◆ **DOCUMENT SECTION**:
########
Ethanol-blended gas, the kind most of us pump at the station, absorbs moisture from the air over time. Sitting in a cold tank all winter speeds this process up.

The fix is simple. Either run the tank dry before storage, or treat the gas with a stabilizer and run the engine so it circulates through the system. Both take less than ten minutes. A carburetor cleaning at a repair shop takes a lot longer, and costs a lot more than a bottle of stabilizer ever will.

Storing a Battery Fully Charged or Fully Dead

Both extremes shorten battery life. A battery left at 100% all winter loses capacity faster than it should. A battery left at 0% can sometimes fail to hold a charge again at all.

After my first winter with an EGO mower, I noticed something the next spring. The battery didn’t last as long per charge as it used to. I’d left it on the charger at full power for months, and it showed.

The fix going forward was simple. Run the battery down to around 50% before storing it, then check it once a month over the winter. A few minutes of attention saves you from buying a replacement battery, which often costs more than people expect when they first look at the price tag.

My Final Recommendation

If you only have ten minutes, do two things. For a gas mower, add fuel stabilizer and run the engine for a few minutes. For a battery mower, get the charge down to around 50%. These two steps alone prevent the most common, most expensive problems I’ve run into over the years.

If you have a full afternoon, work through everything in this guide. The oil change, the deck cleaning, the blade check. None of it is hard. It’s mostly just time, a rag, and a little elbow grease.

I’ve stored mowers in a frozen Minnesota garage, a damp Pacific Northwest shed, and a mild Texas carport. The climate changes the details. A Minnesota mower needs more attention to freezing temperatures. A Pacific Northwest mower needs more attention to moisture. But the core steps stay the same everywhere you go.

My old Honda mower is still running, mostly because I started doing this every fall instead of skipping it. My EGO mower’s battery still holds a solid charge, because I stopped leaving it on the charger all winter. A new mower can run $300 to $600. A new battery alone can run $150 or more. Thirty minutes in the fall is cheap by comparison.
########
◆ **AVAILABLE DATA**:
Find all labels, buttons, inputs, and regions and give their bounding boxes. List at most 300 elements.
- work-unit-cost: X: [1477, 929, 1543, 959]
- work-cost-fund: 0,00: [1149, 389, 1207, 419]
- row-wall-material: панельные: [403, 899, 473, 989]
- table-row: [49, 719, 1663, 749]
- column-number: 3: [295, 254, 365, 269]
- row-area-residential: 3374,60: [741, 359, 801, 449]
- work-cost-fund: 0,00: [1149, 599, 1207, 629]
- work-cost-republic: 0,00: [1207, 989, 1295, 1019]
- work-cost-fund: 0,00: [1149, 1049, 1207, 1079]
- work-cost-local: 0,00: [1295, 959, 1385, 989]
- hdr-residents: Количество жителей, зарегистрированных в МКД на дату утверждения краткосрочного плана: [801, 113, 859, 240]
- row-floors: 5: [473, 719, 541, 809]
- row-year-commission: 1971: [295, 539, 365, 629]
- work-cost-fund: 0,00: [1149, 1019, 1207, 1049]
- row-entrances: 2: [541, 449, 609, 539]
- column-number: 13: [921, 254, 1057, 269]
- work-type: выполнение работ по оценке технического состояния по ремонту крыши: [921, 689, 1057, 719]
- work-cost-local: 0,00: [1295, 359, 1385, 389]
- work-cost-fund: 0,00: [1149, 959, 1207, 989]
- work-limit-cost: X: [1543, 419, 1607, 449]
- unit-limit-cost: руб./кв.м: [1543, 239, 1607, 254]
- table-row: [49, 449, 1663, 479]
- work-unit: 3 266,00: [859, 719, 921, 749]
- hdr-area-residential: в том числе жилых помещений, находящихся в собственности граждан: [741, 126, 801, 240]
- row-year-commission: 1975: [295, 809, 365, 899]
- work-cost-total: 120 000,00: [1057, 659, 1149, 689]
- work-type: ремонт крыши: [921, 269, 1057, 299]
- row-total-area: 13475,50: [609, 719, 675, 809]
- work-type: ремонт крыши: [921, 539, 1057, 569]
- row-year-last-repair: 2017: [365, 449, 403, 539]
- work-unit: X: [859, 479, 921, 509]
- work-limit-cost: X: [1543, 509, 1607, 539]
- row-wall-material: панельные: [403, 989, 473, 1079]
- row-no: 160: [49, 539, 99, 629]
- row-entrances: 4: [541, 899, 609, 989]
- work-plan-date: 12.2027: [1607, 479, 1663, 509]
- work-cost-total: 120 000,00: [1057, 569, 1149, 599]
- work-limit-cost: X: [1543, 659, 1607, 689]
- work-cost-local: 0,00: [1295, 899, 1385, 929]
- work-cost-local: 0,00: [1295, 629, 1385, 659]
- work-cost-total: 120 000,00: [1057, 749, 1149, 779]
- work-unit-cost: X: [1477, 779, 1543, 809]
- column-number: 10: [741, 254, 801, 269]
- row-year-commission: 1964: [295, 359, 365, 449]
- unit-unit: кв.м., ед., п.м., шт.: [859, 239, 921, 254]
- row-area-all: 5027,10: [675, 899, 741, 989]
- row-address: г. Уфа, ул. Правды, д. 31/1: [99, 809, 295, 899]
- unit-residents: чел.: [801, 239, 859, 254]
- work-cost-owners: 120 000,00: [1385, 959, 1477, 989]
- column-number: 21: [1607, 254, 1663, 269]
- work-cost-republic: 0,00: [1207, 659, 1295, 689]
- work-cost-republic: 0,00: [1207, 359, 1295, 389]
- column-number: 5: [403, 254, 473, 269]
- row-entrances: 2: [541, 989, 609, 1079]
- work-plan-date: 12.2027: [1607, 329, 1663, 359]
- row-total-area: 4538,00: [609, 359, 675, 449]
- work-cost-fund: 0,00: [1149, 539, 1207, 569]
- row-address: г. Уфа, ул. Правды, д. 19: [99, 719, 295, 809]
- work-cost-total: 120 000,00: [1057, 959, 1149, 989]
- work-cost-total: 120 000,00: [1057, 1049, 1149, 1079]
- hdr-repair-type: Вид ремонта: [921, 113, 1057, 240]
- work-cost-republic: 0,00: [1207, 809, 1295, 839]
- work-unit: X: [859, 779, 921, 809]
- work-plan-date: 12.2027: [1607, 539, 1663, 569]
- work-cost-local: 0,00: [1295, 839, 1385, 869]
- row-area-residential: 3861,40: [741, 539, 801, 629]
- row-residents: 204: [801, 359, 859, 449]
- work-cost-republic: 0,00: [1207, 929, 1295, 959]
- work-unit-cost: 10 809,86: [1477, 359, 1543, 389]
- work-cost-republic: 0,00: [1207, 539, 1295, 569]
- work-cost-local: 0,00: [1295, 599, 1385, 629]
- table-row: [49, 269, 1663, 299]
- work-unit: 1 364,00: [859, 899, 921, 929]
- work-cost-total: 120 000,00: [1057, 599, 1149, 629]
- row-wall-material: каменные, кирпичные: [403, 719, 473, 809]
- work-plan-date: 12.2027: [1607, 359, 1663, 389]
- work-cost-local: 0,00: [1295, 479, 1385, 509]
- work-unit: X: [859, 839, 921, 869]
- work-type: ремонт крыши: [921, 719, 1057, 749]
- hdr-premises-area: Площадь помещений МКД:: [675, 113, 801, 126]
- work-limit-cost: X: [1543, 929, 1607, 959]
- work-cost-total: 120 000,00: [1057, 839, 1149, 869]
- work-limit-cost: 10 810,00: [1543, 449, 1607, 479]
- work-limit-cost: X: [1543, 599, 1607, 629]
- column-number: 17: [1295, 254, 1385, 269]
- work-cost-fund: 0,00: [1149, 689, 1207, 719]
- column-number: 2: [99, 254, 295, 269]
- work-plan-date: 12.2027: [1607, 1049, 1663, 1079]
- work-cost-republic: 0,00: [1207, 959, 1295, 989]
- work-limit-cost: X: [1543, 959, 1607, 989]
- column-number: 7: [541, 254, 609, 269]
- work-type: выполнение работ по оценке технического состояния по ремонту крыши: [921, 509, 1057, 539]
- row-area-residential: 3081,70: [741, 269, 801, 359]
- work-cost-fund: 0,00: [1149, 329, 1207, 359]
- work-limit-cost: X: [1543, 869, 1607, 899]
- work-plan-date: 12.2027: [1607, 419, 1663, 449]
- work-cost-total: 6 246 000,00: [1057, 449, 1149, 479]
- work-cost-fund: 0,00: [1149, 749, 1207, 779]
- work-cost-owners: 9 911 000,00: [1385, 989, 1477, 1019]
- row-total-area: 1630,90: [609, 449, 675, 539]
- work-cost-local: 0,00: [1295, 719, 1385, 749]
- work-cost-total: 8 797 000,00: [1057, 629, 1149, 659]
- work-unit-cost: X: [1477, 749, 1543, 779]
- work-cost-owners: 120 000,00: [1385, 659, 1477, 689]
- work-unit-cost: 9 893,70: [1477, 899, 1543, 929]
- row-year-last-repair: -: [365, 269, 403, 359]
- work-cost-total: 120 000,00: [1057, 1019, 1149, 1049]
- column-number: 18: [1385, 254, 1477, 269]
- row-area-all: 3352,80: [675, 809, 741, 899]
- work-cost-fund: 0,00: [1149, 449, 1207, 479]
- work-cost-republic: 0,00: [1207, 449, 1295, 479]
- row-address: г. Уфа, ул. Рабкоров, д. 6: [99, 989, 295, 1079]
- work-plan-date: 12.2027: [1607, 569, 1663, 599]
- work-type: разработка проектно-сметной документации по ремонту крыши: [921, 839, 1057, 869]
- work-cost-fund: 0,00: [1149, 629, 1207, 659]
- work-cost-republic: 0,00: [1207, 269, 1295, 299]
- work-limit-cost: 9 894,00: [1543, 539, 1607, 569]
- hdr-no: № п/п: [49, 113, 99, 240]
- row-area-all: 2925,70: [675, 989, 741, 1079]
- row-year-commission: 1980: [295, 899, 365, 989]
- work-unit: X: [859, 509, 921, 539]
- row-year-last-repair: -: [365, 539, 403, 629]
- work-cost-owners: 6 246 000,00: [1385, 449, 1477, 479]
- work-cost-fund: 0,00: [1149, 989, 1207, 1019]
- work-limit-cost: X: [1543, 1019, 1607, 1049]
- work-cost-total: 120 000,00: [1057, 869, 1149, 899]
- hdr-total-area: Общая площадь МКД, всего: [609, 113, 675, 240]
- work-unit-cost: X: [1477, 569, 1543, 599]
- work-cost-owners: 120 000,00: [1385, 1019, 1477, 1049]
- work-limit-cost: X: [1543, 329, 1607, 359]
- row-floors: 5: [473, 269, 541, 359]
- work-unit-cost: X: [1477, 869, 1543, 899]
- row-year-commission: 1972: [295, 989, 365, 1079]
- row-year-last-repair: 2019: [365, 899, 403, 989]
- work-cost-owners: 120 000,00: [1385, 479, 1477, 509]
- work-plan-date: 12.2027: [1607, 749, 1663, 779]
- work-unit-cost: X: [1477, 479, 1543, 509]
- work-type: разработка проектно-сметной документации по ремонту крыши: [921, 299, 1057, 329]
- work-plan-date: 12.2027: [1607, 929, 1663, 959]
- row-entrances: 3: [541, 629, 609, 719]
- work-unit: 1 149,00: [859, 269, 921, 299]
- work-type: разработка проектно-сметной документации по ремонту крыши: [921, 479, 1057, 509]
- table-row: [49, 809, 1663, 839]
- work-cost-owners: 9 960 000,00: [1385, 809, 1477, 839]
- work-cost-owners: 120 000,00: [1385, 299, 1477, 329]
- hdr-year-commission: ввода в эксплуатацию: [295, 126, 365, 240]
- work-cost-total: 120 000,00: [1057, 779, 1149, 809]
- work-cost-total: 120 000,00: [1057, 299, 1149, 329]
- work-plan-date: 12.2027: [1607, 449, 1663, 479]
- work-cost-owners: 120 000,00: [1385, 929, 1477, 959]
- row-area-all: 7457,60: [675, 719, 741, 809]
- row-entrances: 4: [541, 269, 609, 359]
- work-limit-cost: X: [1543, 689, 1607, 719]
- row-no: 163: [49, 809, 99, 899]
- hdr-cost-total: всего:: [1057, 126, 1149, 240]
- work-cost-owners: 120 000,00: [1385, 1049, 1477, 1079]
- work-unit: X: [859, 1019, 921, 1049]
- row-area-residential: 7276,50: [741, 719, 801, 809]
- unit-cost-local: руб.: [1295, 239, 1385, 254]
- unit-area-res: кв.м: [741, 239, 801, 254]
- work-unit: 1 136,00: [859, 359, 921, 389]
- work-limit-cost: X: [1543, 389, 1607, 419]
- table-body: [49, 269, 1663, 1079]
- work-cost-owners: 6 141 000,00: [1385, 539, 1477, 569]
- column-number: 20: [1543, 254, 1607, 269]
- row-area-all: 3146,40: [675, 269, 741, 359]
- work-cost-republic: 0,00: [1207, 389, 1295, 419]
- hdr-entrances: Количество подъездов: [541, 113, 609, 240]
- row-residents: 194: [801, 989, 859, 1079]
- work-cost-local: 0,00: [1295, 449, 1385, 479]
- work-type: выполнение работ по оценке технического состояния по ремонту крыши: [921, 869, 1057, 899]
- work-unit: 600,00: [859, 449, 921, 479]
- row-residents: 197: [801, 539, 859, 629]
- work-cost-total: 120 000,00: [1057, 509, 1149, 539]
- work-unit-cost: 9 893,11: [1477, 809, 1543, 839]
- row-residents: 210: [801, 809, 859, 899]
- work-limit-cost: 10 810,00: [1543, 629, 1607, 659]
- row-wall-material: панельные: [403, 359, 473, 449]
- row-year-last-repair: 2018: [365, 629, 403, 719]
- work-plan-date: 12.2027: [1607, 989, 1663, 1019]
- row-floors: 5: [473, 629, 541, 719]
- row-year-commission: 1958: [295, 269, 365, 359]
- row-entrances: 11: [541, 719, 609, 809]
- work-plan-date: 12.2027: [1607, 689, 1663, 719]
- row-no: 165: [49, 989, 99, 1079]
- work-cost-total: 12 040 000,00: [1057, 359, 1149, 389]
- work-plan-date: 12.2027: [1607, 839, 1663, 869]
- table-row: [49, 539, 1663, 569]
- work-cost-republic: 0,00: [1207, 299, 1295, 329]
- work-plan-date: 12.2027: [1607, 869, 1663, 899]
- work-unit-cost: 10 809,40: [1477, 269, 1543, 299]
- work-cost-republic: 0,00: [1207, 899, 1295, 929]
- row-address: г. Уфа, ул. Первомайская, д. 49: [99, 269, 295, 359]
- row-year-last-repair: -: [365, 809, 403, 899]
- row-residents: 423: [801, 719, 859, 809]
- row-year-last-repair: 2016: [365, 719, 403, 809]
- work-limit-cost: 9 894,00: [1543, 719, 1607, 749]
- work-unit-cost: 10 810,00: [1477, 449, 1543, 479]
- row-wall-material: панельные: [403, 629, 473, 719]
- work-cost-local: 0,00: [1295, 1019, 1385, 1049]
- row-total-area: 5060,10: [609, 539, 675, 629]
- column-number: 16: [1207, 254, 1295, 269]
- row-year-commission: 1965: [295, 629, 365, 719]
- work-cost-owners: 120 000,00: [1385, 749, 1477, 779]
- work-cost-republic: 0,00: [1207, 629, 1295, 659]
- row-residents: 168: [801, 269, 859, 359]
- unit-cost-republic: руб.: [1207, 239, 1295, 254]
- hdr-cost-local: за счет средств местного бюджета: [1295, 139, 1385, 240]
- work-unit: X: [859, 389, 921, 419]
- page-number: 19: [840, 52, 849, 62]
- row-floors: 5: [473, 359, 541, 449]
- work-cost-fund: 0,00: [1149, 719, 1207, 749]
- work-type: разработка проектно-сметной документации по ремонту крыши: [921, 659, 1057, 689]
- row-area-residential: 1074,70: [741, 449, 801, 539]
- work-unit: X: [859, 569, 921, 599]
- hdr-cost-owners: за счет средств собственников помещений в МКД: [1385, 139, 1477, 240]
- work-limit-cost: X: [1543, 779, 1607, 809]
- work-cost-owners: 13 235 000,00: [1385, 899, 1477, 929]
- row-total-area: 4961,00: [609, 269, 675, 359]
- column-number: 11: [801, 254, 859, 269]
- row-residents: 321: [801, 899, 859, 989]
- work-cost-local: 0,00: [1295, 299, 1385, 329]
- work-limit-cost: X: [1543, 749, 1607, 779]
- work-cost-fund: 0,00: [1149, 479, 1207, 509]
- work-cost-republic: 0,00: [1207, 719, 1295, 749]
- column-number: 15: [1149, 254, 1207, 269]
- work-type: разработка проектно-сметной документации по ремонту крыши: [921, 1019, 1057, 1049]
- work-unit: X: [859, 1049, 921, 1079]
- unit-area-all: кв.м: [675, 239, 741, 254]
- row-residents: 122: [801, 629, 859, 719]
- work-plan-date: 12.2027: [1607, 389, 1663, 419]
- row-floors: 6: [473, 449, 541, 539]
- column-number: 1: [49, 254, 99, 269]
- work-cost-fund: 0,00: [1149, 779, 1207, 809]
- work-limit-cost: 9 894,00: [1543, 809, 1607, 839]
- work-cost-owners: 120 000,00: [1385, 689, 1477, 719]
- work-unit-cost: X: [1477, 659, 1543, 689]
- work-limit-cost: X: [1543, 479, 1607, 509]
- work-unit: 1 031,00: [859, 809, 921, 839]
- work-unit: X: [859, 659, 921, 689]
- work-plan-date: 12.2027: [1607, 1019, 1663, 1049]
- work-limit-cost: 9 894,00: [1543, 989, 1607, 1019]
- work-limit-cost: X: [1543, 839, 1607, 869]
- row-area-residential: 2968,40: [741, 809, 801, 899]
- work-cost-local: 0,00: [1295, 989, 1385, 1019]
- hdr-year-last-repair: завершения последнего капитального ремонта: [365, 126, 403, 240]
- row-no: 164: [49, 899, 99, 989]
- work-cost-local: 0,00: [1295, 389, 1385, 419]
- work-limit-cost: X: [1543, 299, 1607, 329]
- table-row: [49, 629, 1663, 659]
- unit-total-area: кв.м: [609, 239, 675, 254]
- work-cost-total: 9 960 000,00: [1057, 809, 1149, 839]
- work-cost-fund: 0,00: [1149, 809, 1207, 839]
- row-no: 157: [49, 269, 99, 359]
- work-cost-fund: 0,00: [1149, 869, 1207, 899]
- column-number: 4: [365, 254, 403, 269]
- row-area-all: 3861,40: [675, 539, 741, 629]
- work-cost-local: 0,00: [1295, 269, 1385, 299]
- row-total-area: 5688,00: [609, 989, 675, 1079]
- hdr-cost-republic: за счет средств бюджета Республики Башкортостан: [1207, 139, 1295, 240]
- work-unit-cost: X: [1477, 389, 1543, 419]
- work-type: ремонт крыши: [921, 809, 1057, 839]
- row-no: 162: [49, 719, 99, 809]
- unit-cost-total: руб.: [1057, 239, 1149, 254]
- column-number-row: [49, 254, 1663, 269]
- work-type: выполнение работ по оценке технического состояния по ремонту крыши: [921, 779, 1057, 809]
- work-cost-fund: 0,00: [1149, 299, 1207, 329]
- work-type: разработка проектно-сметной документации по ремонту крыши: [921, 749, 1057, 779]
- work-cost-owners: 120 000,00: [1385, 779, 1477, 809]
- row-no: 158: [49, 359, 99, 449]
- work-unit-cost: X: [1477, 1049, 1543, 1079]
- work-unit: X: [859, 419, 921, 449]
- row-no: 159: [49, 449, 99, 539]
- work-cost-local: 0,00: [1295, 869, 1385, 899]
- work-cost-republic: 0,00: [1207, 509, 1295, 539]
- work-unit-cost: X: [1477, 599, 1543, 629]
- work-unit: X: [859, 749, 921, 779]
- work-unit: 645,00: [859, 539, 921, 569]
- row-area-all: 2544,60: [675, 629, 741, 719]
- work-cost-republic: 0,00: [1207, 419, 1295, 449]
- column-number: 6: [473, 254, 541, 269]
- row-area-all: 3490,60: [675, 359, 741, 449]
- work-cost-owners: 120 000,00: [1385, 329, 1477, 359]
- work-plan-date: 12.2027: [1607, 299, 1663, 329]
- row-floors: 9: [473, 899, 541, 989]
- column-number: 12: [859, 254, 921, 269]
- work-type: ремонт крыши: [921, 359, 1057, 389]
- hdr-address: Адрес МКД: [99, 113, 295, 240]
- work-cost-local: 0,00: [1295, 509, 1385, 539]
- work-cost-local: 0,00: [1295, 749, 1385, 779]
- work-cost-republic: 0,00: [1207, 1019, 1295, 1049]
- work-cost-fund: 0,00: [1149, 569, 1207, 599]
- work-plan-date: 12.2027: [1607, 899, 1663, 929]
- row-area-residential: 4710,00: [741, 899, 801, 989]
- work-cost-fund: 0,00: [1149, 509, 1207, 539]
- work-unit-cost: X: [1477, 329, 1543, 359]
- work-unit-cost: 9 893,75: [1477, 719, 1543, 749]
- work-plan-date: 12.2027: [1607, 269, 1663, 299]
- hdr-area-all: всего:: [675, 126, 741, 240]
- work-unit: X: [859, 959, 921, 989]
########
◆ **TASKS**:
#1 Return the stretch of the mower storage guide from "After my first" through "over the years.", word for word.
#2 List every place where the mower storage guide says mowers have been stored.
The records come from a different source than the mower storage guide.

◆ **EXPECTED OUTPUTS**:
#1
After my first winter with an EGO mower, I noticed something the next spring. The battery didn’t last as long per charge as it used to. I’d left it on the charger at full power for months, and it showed.

The fix going forward was simple. Run the battery down to around 50% before storing it, then check it once a month over the winter. A few minutes of attention saves you from buying a replacement battery, which often costs more than people expect when they first look at the price tag.

My Final Recommendation

If you only have ten minutes, do two things. For a gas mower, add fuel stabilizer and run the engine for a few minutes. For a battery mower, get the charge down to around 50%. These two steps alone prevent the most common, most expensive problems I’ve run into over the years.

#2
a frozen Minnesota garage
a damp Pacific Northwest shed
a mild Texas carport